**** Data provided
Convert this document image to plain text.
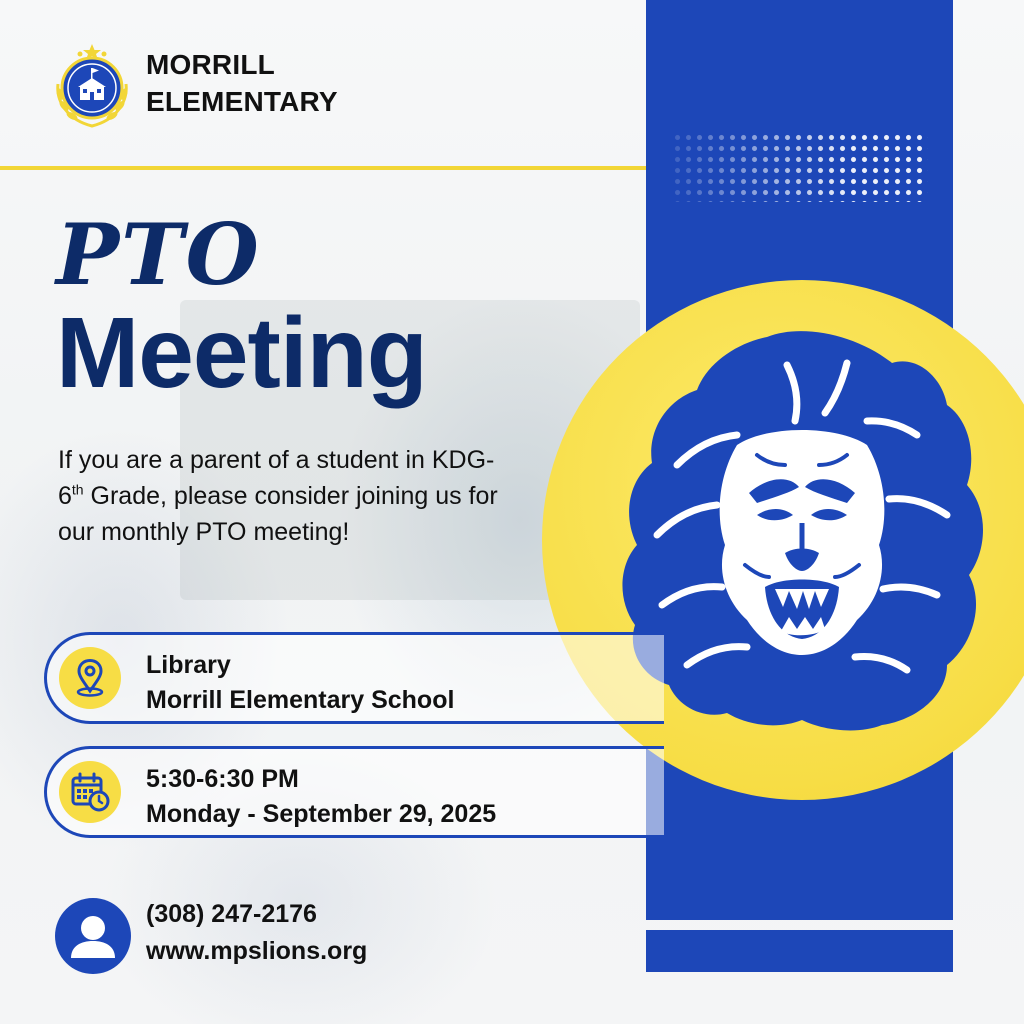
MORRILL
ELEMENTARY
PTO
Meeting

If you are a parent of a student in KDG-6th Grade, please consider joining us for our monthly PTO meeting!

Library
Morrill Elementary School

5:30-6:30 PM
Monday - September 29, 2025

(308) 247-2176
www.mpslions.org
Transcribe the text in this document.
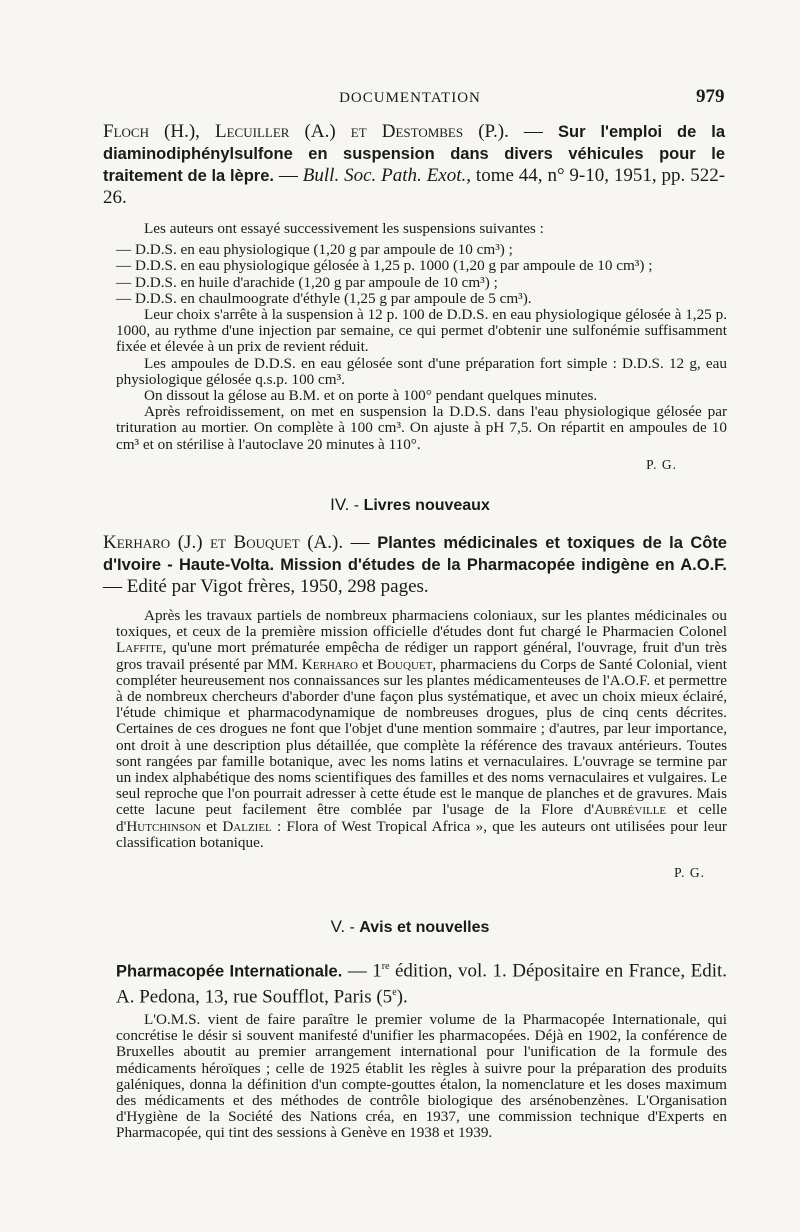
DOCUMENTATION	979
Floch (H.), Lecuiller (A.) et Destombes (P.). — Sur l'emploi de la diaminodiphénylsulfone en suspension dans divers véhicules pour le traitement de la lèpre. — Bull. Soc. Path. Exot., tome 44, n° 9-10, 1951, pp. 522-26.

Les auteurs ont essayé successivement les suspensions suivantes :

— D.D.S. en eau physiologique (1,20 g par ampoule de 10 cm³) ;
— D.D.S. en eau physiologique gélosée à 1,25 p. 1000 (1,20 g par ampoule de 10 cm³) ;
— D.D.S. en huile d'arachide (1,20 g par ampoule de 10 cm³) ;
— D.D.S. en chaulmoograte d'éthyle (1,25 g par ampoule de 5 cm³).

Leur choix s'arrête à la suspension à 12 p. 100 de D.D.S. en eau physiologique gélosée à 1,25 p. 1000, au rythme d'une injection par semaine, ce qui permet d'obtenir une sulfonémie suffisamment fixée et élevée à un prix de revient réduit.

Les ampoules de D.D.S. en eau gélosée sont d'une préparation fort simple : D.D.S. 12 g, eau physiologique gélosée q.s.p. 100 cm³.

On dissout la gélose au B.M. et on porte à 100° pendant quelques minutes.

Après refroidissement, on met en suspension la D.D.S. dans l'eau physiologique gélosée par trituration au mortier. On complète à 100 cm³. On ajuste à pH 7,5. On répartit en ampoules de 10 cm³ et on stérilise à l'autoclave 20 minutes à 110°.

P. G.

IV. - Livres nouveaux
Kerharo (J.) et Bouquet (A.). — Plantes médicinales et toxiques de la Côte d'Ivoire - Haute-Volta. Mission d'études de la Pharmacopée indigène en A.O.F. — Edité par Vigot frères, 1950, 298 pages.

Après les travaux partiels de nombreux pharmaciens coloniaux, sur les plantes médicinales ou toxiques, et ceux de la première mission officielle d'études dont fut chargé le Pharmacien Colonel Laffite, qu'une mort prématurée empêcha de rédiger un rapport général, l'ouvrage, fruit d'un très gros travail présenté par MM. Kerharo et Bouquet, pharmaciens du Corps de Santé Colonial, vient compléter heureusement nos connaissances sur les plantes médicamenteuses de l'A.O.F. et permettre à de nombreux chercheurs d'aborder d'une façon plus systématique, et avec un choix mieux éclairé, l'étude chimique et pharmacodynamique de nombreuses drogues, plus de cinq cents décrites. Certaines de ces drogues ne font que l'objet d'une mention sommaire ; d'autres, par leur importance, ont droit à une description plus détaillée, que complète la référence des travaux antérieurs. Toutes sont rangées par famille botanique, avec les noms latins et vernaculaires. L'ouvrage se termine par un index alphabétique des noms scientifiques des familles et des noms vernaculaires et vulgaires. Le seul reproche que l'on pourrait adresser à cette étude est le manque de planches et de gravures. Mais cette lacune peut facilement être comblée par l'usage de la Flore d'Aubréville et celle d'Hutchinson et Dalziel : Flora of West Tropical Africa », que les auteurs ont utilisées pour leur classification botanique.

P. G.

V. - Avis et nouvelles
Pharmacopée Internationale. — 1re édition, vol. 1. Dépositaire en France, Edit. A. Pedona, 13, rue Soufflot, Paris (5e).

L'O.M.S. vient de faire paraître le premier volume de la Pharmacopée Internationale, qui concrétise le désir si souvent manifesté d'unifier les pharmacopées. Déjà en 1902, la conférence de Bruxelles aboutit au premier arrangement international pour l'unification de la formule des médicaments héroïques ; celle de 1925 établit les règles à suivre pour la préparation des produits galéniques, donna la définition d'un compte-gouttes étalon, la nomenclature et les doses maximum des médicaments et des méthodes de contrôle biologique des arsénobenzènes. L'Organisation d'Hygiène de la Société des Nations créa, en 1937, une commission technique d'Experts en Pharmacopée, qui tint des sessions à Genève en 1938 et 1939.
********
# [Description of the task]
List the lines of the records where "text" occurs.

# [Result of the task]
Convert this document image to plain text.
Transcribe the text in this document.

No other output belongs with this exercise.